*Work to do:* In the data below, find every line with the string "オードリー" and pull it out.

++++++++++++++++++++

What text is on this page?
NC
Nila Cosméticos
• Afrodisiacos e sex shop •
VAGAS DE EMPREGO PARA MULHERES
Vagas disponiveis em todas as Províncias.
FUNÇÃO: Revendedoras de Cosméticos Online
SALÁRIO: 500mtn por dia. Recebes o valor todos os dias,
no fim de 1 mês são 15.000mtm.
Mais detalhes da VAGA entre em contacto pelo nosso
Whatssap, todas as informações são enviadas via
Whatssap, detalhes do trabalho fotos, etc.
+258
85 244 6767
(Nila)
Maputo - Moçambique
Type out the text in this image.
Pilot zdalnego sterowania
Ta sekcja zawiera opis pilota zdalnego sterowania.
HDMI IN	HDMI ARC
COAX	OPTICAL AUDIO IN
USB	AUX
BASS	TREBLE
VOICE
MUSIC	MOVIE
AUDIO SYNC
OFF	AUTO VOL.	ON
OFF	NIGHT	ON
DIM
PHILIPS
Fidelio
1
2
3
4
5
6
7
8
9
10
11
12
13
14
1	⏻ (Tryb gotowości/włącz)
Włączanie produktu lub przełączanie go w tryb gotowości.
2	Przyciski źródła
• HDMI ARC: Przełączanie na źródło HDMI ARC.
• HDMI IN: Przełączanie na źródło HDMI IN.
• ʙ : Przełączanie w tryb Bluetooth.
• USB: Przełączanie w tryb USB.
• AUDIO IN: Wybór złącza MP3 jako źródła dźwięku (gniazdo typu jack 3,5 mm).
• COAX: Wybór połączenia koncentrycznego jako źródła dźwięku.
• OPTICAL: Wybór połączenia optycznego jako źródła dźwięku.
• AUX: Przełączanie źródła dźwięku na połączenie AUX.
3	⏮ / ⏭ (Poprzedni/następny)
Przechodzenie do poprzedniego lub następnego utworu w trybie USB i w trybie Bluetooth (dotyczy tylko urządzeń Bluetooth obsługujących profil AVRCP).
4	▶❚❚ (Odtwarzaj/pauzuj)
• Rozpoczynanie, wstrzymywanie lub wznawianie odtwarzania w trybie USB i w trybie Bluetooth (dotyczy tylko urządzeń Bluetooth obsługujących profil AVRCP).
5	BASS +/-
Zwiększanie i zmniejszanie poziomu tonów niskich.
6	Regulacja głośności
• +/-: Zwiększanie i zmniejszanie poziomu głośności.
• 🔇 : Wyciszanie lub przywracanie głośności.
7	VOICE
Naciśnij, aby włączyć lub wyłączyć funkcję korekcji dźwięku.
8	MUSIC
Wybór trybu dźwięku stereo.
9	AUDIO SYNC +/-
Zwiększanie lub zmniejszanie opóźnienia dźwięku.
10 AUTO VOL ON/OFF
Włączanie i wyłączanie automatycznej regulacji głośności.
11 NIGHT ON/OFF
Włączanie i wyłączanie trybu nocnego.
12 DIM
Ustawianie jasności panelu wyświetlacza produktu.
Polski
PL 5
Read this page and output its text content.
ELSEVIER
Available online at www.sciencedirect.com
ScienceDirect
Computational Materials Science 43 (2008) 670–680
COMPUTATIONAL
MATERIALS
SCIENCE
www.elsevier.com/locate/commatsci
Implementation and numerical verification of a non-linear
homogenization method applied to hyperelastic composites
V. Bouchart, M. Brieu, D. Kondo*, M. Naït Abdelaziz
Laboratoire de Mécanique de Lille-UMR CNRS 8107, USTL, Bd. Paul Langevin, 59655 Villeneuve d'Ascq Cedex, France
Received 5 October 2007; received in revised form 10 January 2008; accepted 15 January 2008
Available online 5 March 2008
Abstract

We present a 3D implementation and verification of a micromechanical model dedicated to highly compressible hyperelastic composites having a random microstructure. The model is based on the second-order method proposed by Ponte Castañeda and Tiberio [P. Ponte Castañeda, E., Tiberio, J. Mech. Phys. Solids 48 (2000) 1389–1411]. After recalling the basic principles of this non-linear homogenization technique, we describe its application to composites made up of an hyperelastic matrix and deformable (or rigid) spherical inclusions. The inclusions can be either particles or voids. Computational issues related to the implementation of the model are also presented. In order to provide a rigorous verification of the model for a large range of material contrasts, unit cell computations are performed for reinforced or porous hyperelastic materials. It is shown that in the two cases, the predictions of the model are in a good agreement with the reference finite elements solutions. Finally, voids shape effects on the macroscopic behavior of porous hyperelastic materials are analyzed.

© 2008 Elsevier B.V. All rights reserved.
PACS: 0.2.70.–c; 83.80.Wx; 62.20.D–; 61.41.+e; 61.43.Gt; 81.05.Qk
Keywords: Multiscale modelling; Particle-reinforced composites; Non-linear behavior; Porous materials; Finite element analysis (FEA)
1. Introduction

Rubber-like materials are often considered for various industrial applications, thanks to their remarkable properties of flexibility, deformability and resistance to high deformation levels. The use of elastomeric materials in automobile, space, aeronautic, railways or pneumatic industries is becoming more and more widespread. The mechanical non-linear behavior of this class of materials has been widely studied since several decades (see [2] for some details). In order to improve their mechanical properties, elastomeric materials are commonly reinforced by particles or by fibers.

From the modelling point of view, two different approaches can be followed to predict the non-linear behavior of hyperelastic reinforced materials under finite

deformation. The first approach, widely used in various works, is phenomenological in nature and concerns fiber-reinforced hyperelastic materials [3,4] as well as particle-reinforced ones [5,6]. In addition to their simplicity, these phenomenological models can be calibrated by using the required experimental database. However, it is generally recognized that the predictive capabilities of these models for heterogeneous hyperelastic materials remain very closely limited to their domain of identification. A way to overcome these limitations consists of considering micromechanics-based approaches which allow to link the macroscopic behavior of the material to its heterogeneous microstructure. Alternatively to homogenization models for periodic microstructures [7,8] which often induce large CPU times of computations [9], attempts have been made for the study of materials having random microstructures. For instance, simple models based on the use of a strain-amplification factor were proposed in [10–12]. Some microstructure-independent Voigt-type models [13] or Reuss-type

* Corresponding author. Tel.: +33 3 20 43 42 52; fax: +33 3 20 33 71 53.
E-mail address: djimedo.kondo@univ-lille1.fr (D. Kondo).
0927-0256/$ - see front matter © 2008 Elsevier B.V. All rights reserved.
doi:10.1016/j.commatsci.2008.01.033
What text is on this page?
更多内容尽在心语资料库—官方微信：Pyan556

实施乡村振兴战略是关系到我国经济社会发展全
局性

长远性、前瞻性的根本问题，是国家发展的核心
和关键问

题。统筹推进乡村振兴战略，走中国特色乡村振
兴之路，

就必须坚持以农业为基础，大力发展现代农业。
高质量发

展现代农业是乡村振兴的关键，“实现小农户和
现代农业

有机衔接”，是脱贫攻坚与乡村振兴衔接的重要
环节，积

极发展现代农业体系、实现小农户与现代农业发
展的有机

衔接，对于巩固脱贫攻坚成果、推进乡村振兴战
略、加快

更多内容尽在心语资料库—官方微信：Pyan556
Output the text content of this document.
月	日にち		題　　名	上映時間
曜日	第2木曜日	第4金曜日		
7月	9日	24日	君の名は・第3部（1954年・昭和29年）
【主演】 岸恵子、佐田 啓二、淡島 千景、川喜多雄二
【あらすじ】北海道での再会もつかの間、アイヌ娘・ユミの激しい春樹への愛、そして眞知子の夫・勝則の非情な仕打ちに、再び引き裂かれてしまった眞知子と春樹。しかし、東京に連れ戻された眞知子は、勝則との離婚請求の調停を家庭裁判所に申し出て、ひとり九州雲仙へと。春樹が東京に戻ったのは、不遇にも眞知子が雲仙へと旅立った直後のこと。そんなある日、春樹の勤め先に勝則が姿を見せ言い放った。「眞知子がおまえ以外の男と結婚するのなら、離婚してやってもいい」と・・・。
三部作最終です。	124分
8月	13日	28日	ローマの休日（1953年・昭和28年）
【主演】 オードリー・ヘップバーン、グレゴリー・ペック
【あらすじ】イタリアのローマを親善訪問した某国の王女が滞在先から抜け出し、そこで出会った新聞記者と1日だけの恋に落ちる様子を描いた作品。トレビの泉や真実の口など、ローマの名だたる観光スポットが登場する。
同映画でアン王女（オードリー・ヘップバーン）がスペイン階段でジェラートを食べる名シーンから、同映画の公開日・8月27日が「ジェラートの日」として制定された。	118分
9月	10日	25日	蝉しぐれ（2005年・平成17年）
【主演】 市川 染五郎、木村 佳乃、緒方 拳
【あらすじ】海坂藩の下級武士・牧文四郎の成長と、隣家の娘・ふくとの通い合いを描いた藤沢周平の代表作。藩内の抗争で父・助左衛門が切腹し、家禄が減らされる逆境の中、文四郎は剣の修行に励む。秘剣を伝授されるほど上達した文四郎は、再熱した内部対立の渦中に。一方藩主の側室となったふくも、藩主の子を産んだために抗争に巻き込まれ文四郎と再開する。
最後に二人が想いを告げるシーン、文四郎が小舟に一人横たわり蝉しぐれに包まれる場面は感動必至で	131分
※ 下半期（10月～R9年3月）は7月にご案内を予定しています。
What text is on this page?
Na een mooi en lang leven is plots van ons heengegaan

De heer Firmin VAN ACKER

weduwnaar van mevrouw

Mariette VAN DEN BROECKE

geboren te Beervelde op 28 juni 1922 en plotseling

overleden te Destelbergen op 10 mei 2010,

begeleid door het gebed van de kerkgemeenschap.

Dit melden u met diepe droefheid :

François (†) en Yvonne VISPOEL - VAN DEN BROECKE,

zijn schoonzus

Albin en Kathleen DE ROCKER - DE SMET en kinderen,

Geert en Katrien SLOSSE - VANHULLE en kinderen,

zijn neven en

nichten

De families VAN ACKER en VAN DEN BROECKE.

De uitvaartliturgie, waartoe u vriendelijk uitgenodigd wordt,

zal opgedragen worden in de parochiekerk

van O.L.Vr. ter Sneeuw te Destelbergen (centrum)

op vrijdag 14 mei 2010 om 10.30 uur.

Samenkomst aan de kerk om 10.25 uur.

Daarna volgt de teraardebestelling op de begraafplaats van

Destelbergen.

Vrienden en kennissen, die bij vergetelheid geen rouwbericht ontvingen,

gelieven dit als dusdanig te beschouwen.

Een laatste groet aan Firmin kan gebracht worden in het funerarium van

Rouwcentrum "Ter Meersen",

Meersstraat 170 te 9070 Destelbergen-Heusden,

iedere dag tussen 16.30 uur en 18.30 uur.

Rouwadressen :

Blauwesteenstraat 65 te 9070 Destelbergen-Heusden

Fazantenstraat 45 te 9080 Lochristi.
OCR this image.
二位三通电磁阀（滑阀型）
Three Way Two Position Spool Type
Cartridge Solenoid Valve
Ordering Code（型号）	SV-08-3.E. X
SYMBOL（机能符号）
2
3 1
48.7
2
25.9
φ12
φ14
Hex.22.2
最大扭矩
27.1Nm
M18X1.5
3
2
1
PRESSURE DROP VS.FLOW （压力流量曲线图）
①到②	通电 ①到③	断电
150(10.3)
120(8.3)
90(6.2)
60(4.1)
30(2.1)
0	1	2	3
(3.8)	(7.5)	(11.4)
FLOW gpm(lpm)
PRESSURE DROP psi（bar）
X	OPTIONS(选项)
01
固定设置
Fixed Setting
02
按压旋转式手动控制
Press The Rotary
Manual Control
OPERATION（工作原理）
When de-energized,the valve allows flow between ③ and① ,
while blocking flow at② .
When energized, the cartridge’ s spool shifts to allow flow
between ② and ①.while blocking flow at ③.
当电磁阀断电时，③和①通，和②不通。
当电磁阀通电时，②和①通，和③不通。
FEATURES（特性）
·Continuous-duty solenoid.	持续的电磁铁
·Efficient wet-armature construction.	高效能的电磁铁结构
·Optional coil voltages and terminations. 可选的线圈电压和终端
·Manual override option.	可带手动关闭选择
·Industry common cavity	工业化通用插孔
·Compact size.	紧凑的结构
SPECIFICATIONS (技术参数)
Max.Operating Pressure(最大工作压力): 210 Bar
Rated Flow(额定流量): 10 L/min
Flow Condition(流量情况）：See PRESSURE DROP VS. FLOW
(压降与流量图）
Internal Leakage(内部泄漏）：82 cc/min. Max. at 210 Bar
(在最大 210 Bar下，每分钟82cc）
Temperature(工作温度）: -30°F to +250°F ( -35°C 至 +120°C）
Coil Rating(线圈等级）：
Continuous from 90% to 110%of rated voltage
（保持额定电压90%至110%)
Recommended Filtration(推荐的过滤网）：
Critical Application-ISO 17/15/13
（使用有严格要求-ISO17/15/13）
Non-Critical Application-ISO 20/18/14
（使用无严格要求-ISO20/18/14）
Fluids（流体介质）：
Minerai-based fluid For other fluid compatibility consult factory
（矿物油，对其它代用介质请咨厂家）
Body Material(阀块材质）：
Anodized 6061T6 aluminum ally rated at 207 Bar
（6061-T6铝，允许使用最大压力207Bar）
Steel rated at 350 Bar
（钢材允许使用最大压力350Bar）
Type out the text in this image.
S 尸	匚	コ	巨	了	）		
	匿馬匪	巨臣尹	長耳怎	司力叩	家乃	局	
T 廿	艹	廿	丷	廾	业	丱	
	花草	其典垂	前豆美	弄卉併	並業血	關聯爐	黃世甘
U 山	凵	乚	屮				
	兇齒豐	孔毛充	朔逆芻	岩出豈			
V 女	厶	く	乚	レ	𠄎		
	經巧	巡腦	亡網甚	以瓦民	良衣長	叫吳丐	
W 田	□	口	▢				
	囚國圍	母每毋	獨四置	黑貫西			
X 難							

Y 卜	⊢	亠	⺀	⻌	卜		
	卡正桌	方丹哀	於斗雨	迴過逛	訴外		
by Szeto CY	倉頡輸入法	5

++++++++++++++++++++

*Exercise output:*
【主演】 オードリー・ヘップバーン、グレゴリー・ペック
同映画でアン王女（オードリー・ヘップバーン）がスペイン階段でジェラートを食べる名シーンから、同映画の公開日・8月27日が「ジェラートの日」として制定された。	118分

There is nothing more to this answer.